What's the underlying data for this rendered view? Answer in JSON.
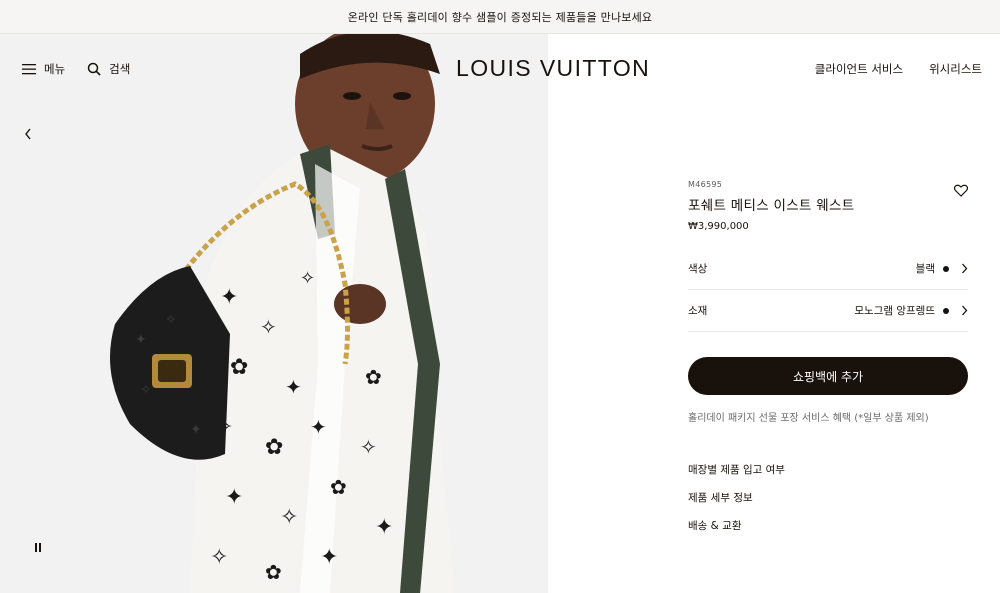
{
  "promo": {
    "text": "온라인 단독 홀리데이 향수 샘플이 증정되는 제품들을 만나보세요"
  },
  "header": {
    "menu_label": "메뉴",
    "search_label": "검색",
    "logo": "LOUIS VUITTON",
    "client_service": "클라이언트 서비스",
    "wishlist": "위시리스트"
  },
  "product": {
    "sku": "M46595",
    "name": "포쉐트 메티스 이스트 웨스트",
    "price": "₩3,990,000",
    "color_label": "색상",
    "color_value": "블랙",
    "material_label": "소재",
    "material_value": "모노그램 앙프렝뜨",
    "add_to_bag": "쇼핑백에 추가",
    "gift_note": "홀리데이 패키지 선물 포장 서비스 혜택 (*일부 상품 제외)",
    "links": [
      "매장별 제품 입고 여부",
      "제품 세부 정보",
      "배송 & 교환"
    ]
  },
  "colors": {
    "brand_dark": "#19110b",
    "promo_bg": "#f6f5f3"
  }
}
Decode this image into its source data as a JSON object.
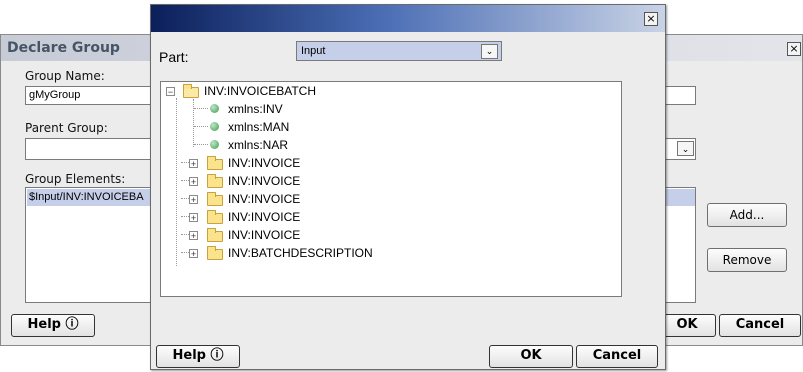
{
  "back_dialog": {
    "title": "Declare Group",
    "close_label": "×",
    "group_name_label": "Group Name:",
    "group_name_value": "gMyGroup",
    "parent_group_label": "Parent Group:",
    "parent_group_value": "",
    "group_elements_label": "Group Elements:",
    "group_elements_items": [
      "$Input/INV:INVOICEBA"
    ],
    "add_button": "Add...",
    "remove_button": "Remove",
    "help_button": "Help ⓘ",
    "ok_button": "OK",
    "cancel_button": "Cancel"
  },
  "front_dialog": {
    "close_label": "×",
    "part_label": "Part:",
    "part_value": "Input",
    "dropdown_icon": "chevron-down-icon",
    "tree": [
      {
        "label": "INV:INVOICEBATCH",
        "type": "folder",
        "expanded": true
      },
      {
        "label": "xmlns:INV",
        "type": "attribute"
      },
      {
        "label": "xmlns:MAN",
        "type": "attribute"
      },
      {
        "label": "xmlns:NAR",
        "type": "attribute"
      },
      {
        "label": "INV:INVOICE",
        "type": "folder",
        "expanded": false
      },
      {
        "label": "INV:INVOICE",
        "type": "folder",
        "expanded": false
      },
      {
        "label": "INV:INVOICE",
        "type": "folder",
        "expanded": false
      },
      {
        "label": "INV:INVOICE",
        "type": "folder",
        "expanded": false
      },
      {
        "label": "INV:INVOICE",
        "type": "folder",
        "expanded": false
      },
      {
        "label": "INV:BATCHDESCRIPTION",
        "type": "folder",
        "expanded": false
      }
    ],
    "help_button": "Help ⓘ",
    "ok_button": "OK",
    "cancel_button": "Cancel"
  },
  "colors": {
    "titlebar_dark": "#0b1f5a",
    "titlebar_light": "#c9d3e6",
    "selection_blue": "#c5cfe9",
    "folder_yellow": "#fbe38c",
    "attribute_green": "#3e9a54"
  }
}
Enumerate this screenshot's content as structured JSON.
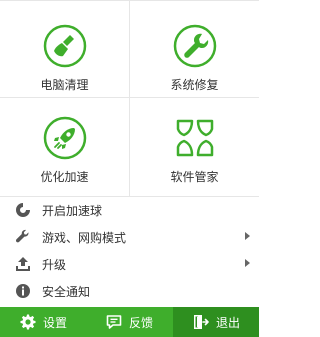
{
  "tiles": [
    {
      "label": "电脑清理",
      "icon": "broom-icon"
    },
    {
      "label": "系统修复",
      "icon": "wrench-icon"
    },
    {
      "label": "优化加速",
      "icon": "rocket-icon"
    },
    {
      "label": "软件管家",
      "icon": "petals-icon"
    }
  ],
  "menu": [
    {
      "label": "开启加速球",
      "icon": "accelerate-ball-icon",
      "submenu": false
    },
    {
      "label": "游戏、网购模式",
      "icon": "wrench-small-icon",
      "submenu": true
    },
    {
      "label": "升级",
      "icon": "upload-icon",
      "submenu": true
    },
    {
      "label": "安全通知",
      "icon": "info-icon",
      "submenu": false
    }
  ],
  "footer": {
    "settings": "设置",
    "feedback": "反馈",
    "exit": "退出"
  },
  "colors": {
    "accent": "#3fae2c",
    "accent_dark": "#2e8f1f",
    "icon_gray": "#555555"
  }
}
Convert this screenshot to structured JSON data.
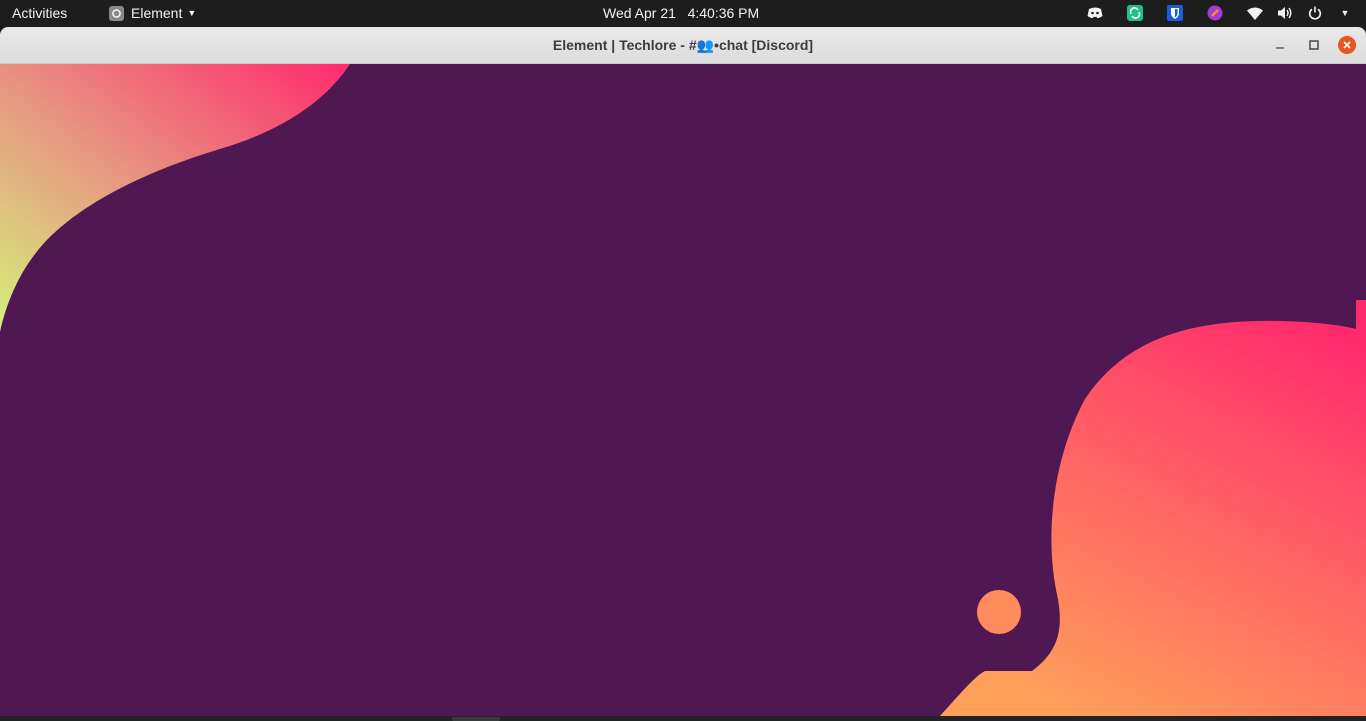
{
  "topbar": {
    "activities_label": "Activities",
    "app_name": "Element",
    "clock": "Wed Apr 21   4:40:36 PM",
    "tray_icons": [
      "discord-icon",
      "sync-icon",
      "bitwarden-icon",
      "color-picker-icon",
      "wifi-icon",
      "volume-icon",
      "power-icon",
      "chevron-down-icon"
    ]
  },
  "window": {
    "title": "Element | Techlore - #👥•chat [Discord]",
    "controls": [
      "minimize",
      "maximize",
      "close"
    ]
  },
  "colors": {
    "background": "#501852",
    "blob_pink": "#ff2a6d",
    "blob_orange": "#ffa05a",
    "blob_lime": "#d4f07a",
    "close_button": "#e95420"
  }
}
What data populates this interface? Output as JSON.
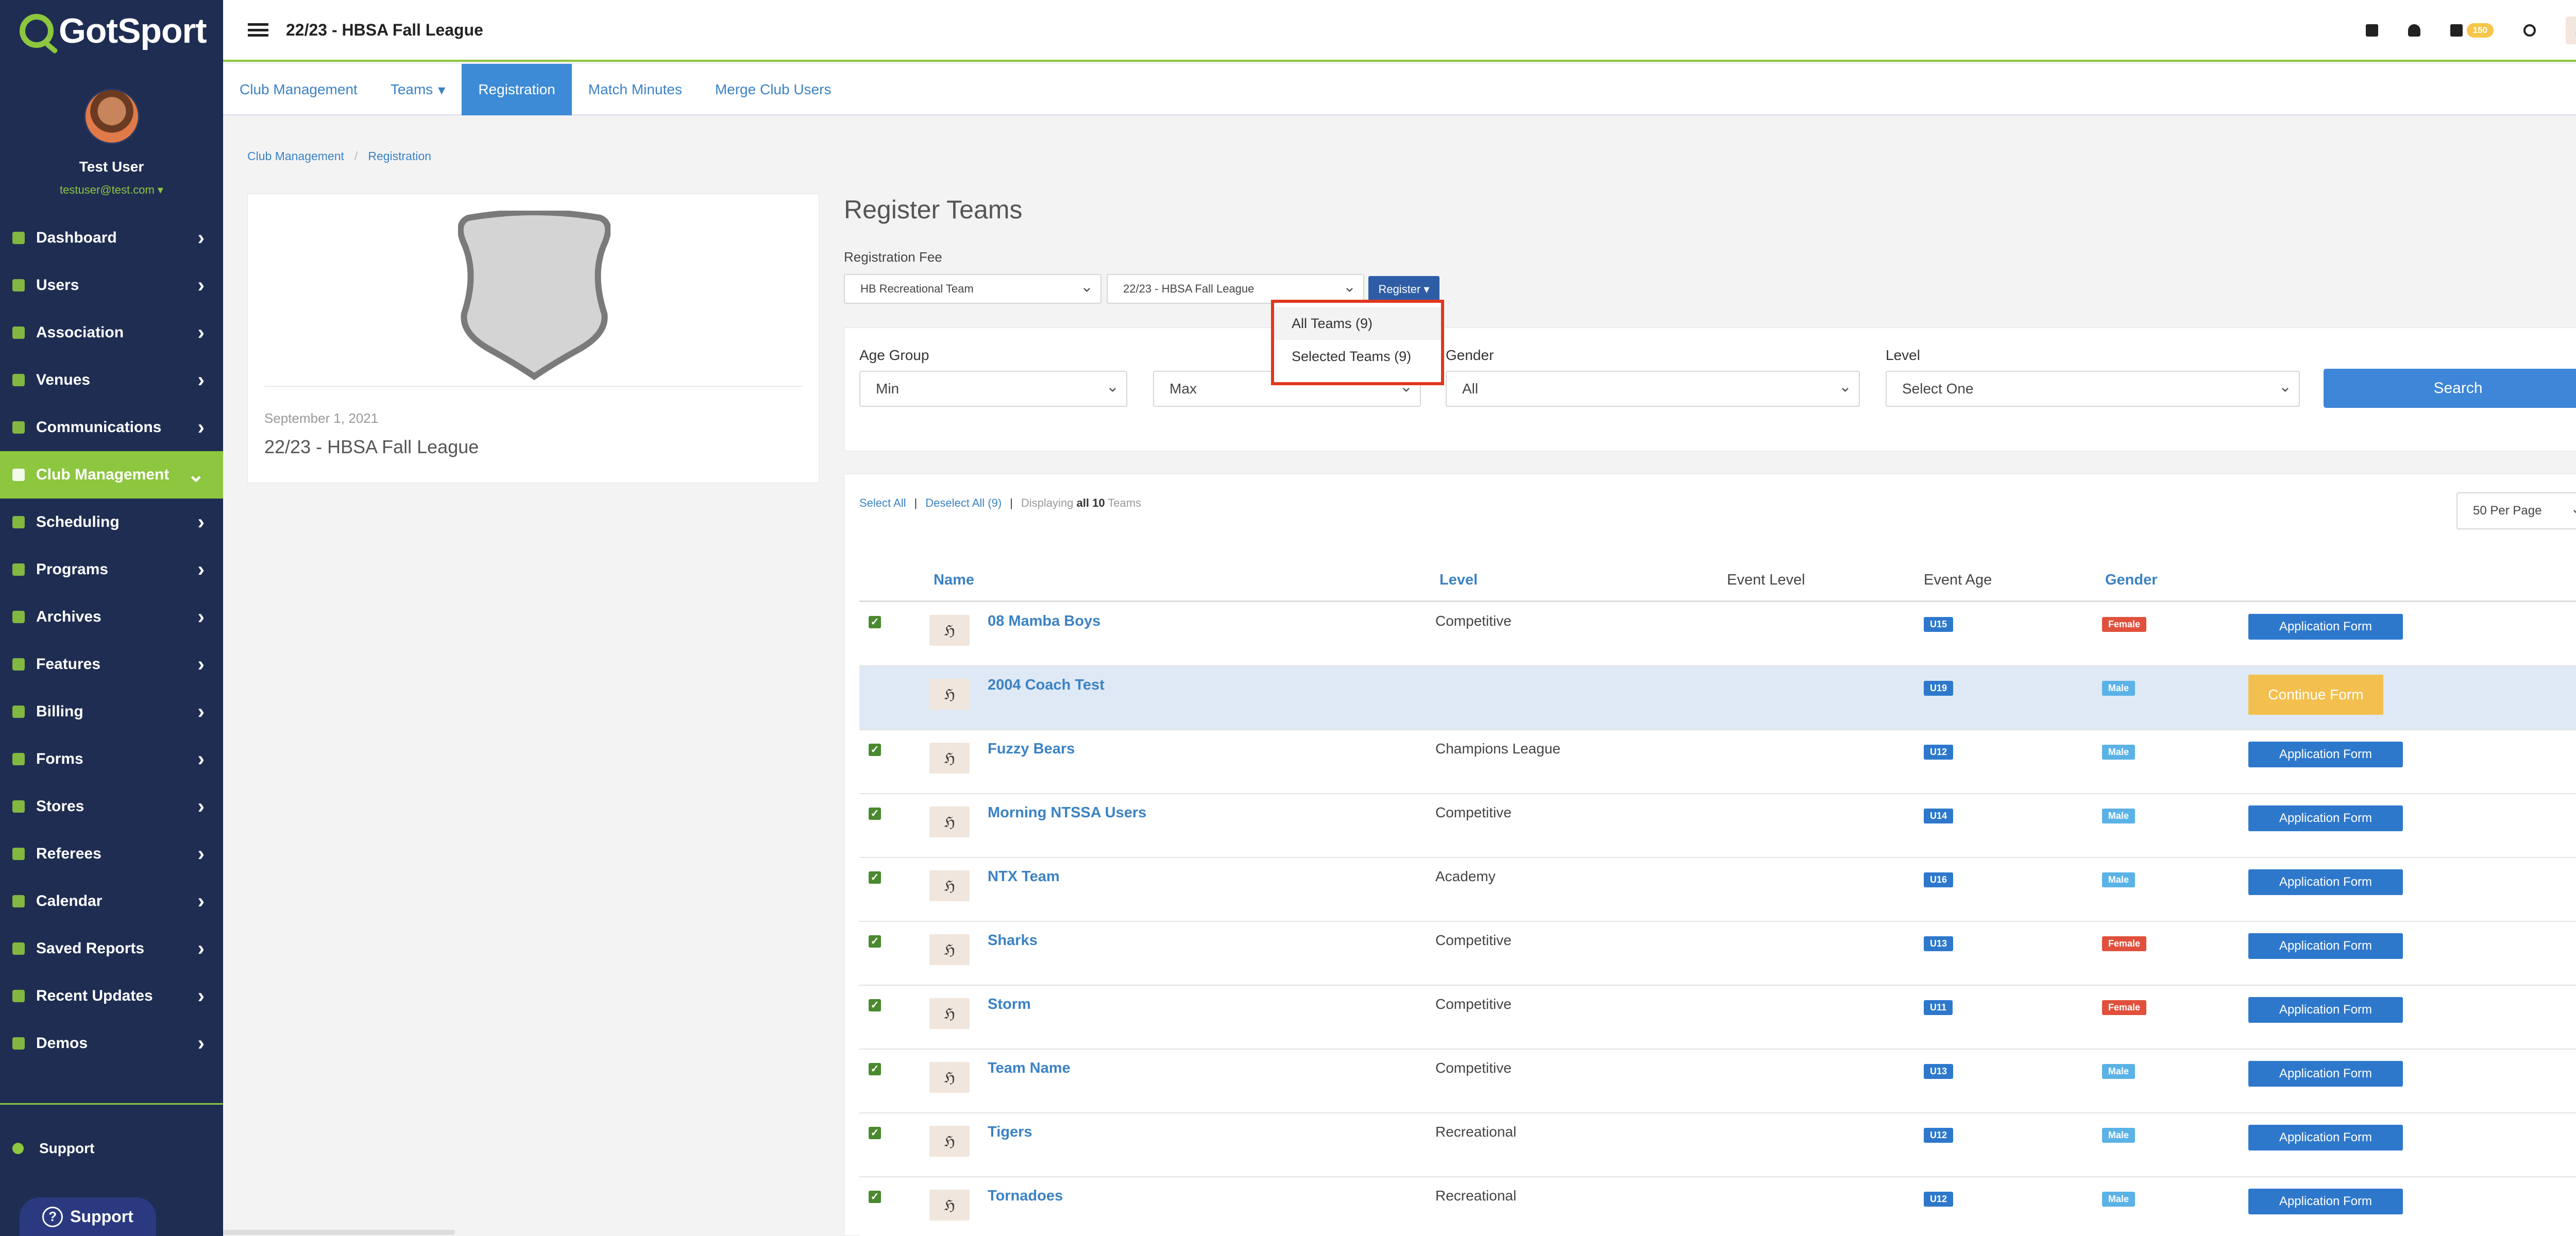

GIVEN TASK —
Using the records above, copy each line that contains "chevron".

SOLUTION TO THIS TASK —
    "dropdown_icon": "chevron-down-icon",
      "chevron-down-icon"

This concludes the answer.